- **EXERCISE MATERIAL**:
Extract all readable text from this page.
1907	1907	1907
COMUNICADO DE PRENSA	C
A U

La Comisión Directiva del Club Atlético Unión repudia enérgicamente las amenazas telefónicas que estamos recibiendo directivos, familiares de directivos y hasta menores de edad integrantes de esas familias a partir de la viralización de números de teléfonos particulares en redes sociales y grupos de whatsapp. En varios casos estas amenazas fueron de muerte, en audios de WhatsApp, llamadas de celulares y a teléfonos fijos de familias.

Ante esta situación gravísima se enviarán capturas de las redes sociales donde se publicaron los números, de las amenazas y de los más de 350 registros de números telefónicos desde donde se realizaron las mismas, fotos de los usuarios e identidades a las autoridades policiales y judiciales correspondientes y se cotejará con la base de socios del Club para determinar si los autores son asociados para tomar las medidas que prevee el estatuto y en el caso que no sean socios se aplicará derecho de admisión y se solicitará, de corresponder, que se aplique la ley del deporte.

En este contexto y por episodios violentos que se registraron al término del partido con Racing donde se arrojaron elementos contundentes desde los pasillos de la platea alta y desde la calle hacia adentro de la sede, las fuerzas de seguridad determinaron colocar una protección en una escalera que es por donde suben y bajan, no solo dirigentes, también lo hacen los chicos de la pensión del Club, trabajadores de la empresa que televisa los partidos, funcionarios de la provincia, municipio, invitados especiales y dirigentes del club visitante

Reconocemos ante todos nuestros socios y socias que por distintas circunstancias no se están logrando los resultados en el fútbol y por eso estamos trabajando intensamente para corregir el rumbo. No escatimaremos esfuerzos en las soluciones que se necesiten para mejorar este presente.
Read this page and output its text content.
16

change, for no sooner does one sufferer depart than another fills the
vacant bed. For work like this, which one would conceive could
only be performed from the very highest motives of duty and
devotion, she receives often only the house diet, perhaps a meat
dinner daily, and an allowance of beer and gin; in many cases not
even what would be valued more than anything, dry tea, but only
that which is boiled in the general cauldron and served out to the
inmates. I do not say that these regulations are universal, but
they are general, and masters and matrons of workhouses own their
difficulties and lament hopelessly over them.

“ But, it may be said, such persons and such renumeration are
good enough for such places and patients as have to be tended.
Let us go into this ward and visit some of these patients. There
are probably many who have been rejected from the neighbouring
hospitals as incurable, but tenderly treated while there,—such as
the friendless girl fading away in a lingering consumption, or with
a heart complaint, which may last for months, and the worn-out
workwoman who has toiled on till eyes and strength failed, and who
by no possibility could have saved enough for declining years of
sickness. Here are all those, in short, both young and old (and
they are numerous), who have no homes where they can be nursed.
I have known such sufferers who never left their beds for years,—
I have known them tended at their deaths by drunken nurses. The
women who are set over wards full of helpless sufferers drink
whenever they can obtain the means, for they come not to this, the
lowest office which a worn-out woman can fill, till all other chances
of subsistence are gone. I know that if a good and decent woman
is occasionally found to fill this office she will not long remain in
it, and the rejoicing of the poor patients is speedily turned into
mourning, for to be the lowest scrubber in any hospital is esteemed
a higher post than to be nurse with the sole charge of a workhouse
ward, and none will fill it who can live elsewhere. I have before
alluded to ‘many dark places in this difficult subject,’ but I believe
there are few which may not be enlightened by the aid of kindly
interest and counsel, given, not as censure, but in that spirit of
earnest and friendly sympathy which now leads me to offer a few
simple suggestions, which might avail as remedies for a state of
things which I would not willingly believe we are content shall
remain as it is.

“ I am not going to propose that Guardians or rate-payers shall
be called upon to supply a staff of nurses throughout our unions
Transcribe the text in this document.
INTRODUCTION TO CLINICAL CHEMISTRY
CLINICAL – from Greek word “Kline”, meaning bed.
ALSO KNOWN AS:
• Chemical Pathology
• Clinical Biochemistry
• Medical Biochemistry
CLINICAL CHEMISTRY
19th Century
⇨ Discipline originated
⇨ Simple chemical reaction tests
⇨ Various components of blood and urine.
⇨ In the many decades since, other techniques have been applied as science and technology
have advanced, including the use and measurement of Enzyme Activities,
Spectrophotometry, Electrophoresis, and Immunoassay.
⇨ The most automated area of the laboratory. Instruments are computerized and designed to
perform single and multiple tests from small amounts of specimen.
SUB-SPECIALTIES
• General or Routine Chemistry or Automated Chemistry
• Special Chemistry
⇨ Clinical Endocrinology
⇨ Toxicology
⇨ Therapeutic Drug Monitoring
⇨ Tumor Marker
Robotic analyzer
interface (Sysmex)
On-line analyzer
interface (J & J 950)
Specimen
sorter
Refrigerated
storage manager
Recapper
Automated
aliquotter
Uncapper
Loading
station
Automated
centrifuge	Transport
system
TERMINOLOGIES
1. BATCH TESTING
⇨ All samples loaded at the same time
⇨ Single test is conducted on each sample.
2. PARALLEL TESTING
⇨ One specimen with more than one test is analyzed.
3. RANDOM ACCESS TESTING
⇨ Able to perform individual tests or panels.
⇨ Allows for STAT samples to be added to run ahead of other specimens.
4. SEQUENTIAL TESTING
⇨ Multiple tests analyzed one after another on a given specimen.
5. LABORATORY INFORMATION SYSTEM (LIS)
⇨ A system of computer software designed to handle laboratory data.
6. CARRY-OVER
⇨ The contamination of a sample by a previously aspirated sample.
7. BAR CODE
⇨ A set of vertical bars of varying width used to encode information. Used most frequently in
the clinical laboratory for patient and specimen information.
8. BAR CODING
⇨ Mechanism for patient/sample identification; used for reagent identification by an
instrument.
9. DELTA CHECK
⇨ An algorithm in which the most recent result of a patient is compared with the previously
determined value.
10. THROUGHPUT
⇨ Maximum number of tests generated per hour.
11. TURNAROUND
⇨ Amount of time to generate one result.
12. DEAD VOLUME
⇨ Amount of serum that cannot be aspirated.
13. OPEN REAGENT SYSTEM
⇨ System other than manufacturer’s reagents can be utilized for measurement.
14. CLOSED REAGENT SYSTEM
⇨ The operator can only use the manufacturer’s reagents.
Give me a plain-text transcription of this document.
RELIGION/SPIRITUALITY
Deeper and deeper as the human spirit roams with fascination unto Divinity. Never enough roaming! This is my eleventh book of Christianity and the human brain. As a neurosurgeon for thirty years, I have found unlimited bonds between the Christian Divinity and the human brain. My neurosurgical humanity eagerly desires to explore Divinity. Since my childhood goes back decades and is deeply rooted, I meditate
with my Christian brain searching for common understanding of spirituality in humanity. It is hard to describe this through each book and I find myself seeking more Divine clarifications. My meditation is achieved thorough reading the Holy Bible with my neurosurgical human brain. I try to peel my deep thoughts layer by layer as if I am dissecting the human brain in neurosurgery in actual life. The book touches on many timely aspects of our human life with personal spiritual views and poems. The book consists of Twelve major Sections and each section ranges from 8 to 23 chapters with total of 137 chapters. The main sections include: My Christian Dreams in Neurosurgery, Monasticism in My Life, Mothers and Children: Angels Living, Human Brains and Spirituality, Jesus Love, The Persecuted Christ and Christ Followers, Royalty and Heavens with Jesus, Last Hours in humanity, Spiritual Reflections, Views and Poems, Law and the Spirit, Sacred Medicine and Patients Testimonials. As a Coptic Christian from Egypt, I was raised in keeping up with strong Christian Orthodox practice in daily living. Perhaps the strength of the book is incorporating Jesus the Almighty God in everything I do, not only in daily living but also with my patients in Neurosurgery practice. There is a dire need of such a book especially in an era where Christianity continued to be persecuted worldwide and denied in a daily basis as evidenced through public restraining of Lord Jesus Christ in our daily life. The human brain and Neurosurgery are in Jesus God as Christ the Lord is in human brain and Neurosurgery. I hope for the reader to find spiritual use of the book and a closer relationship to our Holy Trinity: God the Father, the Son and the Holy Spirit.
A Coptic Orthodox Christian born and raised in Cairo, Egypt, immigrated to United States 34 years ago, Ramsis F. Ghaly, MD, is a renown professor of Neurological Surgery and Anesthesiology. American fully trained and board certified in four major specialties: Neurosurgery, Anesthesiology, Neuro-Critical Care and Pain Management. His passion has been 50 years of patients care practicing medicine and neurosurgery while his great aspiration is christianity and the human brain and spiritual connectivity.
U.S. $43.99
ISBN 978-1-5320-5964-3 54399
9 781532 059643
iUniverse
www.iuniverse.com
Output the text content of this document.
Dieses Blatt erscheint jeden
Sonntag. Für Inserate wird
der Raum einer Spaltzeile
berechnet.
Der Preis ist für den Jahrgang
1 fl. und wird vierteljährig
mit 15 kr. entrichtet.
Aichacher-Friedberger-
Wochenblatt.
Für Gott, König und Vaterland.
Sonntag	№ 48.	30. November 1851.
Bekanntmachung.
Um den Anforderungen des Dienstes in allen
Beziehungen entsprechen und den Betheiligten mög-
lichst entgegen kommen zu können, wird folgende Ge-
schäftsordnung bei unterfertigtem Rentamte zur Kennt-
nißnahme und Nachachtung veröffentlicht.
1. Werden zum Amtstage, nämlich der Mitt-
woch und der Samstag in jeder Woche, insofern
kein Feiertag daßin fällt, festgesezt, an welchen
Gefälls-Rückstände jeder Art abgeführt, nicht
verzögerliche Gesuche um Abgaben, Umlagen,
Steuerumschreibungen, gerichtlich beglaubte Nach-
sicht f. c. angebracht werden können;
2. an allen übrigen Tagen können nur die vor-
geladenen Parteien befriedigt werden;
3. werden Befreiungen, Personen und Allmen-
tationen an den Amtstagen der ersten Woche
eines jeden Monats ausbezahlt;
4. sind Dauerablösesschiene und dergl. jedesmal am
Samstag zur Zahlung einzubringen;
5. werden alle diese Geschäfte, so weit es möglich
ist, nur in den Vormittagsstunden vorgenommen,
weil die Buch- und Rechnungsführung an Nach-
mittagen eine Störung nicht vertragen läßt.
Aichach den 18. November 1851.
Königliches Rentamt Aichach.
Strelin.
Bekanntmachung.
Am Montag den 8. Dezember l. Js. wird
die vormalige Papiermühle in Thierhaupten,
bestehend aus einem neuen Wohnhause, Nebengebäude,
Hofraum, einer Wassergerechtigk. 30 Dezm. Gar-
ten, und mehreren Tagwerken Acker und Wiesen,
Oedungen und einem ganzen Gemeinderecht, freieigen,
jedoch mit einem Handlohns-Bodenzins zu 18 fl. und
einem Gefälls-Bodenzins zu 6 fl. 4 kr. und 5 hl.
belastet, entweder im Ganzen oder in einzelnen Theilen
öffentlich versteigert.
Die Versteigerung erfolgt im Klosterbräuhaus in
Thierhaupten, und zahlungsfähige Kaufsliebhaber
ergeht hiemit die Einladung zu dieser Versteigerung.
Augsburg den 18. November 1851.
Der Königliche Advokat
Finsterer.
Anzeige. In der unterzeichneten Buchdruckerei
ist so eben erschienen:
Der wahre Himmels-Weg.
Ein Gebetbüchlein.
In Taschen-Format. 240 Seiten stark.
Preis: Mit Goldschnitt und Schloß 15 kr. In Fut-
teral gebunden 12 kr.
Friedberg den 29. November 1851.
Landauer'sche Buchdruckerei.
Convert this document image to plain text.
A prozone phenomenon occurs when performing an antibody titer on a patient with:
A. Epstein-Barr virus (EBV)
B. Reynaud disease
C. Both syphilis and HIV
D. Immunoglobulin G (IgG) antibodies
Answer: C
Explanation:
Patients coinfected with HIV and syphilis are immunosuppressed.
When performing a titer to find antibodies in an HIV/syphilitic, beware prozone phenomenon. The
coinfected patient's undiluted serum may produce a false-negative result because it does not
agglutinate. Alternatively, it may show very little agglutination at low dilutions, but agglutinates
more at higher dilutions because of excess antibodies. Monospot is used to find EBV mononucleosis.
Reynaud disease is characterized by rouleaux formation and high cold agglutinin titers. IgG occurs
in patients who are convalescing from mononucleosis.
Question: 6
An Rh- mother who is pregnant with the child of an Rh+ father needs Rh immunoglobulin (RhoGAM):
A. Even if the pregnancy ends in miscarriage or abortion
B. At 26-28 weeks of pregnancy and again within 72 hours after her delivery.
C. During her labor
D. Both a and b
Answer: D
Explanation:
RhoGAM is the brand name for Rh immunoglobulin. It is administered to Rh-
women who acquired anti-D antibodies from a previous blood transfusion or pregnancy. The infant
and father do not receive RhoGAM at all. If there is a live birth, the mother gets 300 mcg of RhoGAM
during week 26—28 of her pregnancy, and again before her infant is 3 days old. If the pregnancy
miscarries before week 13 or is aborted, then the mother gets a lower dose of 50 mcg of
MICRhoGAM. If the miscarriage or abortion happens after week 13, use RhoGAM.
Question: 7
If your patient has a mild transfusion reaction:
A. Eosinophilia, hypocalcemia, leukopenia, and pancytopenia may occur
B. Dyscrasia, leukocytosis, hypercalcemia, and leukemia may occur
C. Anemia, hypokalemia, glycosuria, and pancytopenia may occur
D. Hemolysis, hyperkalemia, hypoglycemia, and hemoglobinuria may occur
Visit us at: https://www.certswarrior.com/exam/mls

- **EXERCISE**: The answer is a single number: how many lines in the data above hold the string "abortion".

- **EXPECTED OUTPUT**: 2